▸ **THE REQUEST**:
Search the material for the string "Intrusion", then return every line where it is found.

Extracted records:
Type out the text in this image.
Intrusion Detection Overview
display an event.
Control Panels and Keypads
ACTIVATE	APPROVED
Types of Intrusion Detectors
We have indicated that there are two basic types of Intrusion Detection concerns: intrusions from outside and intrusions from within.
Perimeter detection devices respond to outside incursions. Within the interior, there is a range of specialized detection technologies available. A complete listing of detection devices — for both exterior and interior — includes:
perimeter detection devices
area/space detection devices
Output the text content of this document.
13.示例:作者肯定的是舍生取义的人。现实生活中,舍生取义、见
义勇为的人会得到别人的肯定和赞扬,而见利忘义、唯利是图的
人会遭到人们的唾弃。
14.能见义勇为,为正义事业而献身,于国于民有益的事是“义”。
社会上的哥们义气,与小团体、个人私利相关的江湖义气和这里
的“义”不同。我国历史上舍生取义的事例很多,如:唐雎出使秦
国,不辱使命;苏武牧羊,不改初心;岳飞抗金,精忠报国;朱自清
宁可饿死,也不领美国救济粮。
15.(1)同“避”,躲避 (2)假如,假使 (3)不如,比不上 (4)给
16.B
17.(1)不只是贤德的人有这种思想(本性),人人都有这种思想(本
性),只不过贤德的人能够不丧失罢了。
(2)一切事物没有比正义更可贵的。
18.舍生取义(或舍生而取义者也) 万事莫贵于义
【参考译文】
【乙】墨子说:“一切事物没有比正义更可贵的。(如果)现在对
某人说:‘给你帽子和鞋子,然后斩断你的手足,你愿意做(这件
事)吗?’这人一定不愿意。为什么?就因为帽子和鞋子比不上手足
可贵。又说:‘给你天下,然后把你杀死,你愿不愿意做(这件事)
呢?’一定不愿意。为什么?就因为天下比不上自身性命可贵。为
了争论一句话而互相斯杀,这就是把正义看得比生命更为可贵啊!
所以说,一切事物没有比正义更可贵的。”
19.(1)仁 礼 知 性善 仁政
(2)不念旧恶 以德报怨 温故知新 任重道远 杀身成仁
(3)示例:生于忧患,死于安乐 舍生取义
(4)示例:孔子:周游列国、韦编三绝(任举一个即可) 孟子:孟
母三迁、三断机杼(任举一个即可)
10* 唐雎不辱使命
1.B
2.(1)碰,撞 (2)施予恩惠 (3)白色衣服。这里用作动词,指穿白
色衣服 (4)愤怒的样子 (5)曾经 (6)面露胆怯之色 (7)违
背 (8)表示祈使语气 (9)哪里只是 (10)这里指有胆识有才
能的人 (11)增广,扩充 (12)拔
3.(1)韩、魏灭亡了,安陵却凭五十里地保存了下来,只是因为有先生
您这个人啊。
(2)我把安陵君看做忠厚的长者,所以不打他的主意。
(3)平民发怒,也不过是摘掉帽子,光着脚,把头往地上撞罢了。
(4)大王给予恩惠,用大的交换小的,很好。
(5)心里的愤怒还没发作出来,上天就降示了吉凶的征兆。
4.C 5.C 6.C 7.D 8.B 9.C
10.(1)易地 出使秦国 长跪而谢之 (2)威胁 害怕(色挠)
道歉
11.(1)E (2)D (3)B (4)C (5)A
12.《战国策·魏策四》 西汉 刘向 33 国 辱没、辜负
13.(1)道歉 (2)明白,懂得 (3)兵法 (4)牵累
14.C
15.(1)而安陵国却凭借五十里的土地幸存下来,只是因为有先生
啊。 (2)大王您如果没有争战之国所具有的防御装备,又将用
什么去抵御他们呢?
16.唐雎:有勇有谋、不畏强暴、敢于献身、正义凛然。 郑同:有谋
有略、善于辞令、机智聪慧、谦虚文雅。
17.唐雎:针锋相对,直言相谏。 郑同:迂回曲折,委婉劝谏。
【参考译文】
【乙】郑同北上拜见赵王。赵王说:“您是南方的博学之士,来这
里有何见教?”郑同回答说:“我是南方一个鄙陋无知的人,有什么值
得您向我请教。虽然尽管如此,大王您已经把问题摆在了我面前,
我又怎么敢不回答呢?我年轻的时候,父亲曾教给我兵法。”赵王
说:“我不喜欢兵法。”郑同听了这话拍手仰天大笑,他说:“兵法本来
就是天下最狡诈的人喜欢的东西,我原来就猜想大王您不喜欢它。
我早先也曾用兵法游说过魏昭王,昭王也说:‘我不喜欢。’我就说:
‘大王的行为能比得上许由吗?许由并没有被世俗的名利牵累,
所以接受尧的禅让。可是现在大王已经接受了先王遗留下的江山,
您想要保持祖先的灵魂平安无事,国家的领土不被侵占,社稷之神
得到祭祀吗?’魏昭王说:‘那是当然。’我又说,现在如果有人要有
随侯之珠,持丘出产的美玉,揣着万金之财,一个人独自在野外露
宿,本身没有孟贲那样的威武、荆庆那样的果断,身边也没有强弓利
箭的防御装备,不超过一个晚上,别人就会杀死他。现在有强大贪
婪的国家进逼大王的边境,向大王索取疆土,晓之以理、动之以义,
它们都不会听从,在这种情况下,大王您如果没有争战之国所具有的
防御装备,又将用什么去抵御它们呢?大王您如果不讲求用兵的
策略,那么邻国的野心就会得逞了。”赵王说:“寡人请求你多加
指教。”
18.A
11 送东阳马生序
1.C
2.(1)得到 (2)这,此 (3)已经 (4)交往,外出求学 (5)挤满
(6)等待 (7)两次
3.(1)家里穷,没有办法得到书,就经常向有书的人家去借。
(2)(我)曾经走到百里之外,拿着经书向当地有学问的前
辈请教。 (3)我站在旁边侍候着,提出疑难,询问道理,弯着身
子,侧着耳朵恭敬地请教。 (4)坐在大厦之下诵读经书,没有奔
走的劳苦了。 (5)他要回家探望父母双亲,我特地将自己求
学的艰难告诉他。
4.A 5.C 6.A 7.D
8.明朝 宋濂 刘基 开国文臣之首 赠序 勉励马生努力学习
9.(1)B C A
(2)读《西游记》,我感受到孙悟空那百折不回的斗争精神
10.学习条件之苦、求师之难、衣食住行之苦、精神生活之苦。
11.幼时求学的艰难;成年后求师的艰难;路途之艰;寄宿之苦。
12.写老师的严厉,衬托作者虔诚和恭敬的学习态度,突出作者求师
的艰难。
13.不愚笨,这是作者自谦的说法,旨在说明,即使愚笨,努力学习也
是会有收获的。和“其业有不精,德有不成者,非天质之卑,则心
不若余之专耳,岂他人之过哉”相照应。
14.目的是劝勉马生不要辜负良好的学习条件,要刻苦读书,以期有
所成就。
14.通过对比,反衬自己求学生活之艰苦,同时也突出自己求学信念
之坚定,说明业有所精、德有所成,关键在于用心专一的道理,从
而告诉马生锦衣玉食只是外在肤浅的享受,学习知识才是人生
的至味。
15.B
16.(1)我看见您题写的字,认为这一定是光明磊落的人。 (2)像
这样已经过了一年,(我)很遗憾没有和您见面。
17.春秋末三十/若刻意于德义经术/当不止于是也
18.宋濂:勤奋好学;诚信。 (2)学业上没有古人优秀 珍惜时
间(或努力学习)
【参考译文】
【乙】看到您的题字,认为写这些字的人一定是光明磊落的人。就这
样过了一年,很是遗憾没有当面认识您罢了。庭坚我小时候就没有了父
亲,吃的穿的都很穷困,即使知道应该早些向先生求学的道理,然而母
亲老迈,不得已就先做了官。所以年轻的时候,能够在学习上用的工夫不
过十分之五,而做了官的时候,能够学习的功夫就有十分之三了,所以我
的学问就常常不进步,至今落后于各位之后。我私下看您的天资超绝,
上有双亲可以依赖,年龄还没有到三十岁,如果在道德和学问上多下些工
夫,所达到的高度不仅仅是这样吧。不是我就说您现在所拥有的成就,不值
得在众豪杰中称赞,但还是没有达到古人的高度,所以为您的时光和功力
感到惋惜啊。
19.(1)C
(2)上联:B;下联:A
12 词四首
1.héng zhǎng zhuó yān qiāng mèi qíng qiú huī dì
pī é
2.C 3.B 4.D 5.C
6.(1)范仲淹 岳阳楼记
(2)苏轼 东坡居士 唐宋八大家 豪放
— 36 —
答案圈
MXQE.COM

▸ **FULL OUTPUT**:
Intrusion Detection Overview
Types of Intrusion Detectors
We have indicated that there are two basic types of Intrusion Detection concerns: intrusions from outside and intrusions from within.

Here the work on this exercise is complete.